··· TEXT UNDER STUDY ···
Applying a configuration file using Kubectl -f filename.yml but getting this error

12/17/2019

I have a deployment yaml file created. I am trying to apply this configuration using kubectl apply -f filename.yml, but I am getting this error: The connection to the server localhost:8080 was refused - did you specify the right host or port?

How can I make sure that I connect to localhost:8080? or remove any restrictions in doing so?

-- Ryguy444222
kubectl
kubernetes

2 Answers

1/16/2020

kubectl is a command-line tool tool that allows you to run commands against Kubernetes clusters

By default kubectl looks for a file named config in the $HOME/.kube directory to connect with cluster. ensure you have a file named config with correct values in this path.

$ pwd
/home/ubuntu/.kube

$ ll
total 88
drwxrwxrwx 4 ubuntu ubuntu  4096 Jan 16 10:31 ./
drwxr-xr-x 7 ubuntu ubuntu  4096 Jan 16 10:30 ../
drwxr-x--- 3 ubuntu ubuntu  4096 Jan 13 13:00 cache/
-rwxr-xr-x 1 ubuntu ubuntu  5455 Jan 13 15:17 config*

You can specify other kubeconfig files by setting the KUBECONFIG environment variable or by setting the --kubeconfig flag.

Note: If you use --kubeconfig to pass config file it takes precedence over the KUBECONFIG environment variable.

Example : Setting KUBECONFIG env varaible.

$ KUBECONFIG=$HOME/.kube/cluster-1

$ kubectl cluster-info
Kubernetes master is running at https://xx.xx.xx.101:6443
KubeDNS is running at https://xx.xx.xx.101:6443/api/v1/namespaces/kube-system/services/kube-dns:dns/proxy

To further debug and diagnose cluster problems, use 'kubectl cluster-info dump'.
··· DATA SHOWN ···
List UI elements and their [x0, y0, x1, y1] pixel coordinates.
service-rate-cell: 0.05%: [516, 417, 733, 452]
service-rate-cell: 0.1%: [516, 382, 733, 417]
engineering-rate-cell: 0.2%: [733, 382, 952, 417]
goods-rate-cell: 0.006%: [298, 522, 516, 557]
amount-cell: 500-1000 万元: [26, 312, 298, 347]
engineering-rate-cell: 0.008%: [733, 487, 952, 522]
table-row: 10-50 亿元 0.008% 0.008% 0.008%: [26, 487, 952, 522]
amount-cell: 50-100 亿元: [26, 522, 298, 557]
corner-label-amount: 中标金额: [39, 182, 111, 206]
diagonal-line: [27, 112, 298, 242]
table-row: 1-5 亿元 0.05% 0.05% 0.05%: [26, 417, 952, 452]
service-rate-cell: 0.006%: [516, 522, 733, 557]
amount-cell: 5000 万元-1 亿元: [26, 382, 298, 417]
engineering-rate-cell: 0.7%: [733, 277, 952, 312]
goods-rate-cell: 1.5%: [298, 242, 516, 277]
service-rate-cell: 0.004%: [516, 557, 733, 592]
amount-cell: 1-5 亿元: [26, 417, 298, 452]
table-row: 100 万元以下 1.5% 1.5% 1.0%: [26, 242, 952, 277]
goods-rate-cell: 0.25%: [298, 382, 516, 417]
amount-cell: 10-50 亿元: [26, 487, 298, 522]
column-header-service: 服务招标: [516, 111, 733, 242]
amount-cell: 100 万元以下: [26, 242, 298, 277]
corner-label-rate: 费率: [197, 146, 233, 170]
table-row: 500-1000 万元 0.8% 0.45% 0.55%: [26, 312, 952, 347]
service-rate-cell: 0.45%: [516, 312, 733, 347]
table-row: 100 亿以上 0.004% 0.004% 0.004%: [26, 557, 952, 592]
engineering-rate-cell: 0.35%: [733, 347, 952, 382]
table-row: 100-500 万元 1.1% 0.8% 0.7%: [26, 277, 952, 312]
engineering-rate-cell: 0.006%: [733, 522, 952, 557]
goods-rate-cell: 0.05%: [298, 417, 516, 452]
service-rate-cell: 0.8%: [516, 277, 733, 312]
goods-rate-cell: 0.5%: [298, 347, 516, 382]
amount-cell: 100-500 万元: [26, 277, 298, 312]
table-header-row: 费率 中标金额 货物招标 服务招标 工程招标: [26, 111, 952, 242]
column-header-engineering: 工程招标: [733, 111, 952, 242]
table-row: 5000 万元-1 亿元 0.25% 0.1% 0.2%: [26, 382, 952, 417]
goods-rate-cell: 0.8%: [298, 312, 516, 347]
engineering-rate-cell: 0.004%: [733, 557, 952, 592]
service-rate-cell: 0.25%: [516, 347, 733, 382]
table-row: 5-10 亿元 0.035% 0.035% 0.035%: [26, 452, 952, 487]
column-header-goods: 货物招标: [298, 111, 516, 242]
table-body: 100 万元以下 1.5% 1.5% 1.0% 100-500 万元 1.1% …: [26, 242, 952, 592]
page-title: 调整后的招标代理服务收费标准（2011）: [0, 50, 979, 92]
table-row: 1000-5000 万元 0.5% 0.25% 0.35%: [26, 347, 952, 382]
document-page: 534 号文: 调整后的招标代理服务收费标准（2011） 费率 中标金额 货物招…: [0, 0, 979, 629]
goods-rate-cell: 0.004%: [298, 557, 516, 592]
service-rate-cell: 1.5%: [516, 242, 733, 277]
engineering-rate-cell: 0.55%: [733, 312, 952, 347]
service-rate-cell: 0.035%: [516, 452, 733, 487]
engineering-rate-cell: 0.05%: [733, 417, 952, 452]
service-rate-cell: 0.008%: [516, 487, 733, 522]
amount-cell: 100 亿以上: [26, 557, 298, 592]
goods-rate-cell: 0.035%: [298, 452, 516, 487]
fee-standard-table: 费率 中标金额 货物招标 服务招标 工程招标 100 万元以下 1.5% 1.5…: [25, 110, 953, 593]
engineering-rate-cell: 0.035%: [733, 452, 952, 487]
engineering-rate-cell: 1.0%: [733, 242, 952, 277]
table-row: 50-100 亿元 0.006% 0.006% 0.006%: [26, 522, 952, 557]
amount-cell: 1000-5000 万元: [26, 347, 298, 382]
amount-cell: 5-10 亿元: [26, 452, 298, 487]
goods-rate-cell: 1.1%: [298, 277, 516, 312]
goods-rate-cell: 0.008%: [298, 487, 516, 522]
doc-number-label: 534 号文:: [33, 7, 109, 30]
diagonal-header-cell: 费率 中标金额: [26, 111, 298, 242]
···
▶ DESCRIPTION OF THE TASK
Can you reproduce the kubectl text word for word between "Applying a configuration" and "host or port?", inclusive?

▶ EXERCISE RESPONSE
Applying a configuration file using Kubectl -f filename.yml but getting this error

12/17/2019

I have a deployment yaml file created. I am trying to apply this configuration using kubectl apply -f filename.yml, but I am getting this error: The connection to the server localhost:8080 was refused - did you specify the right host or port?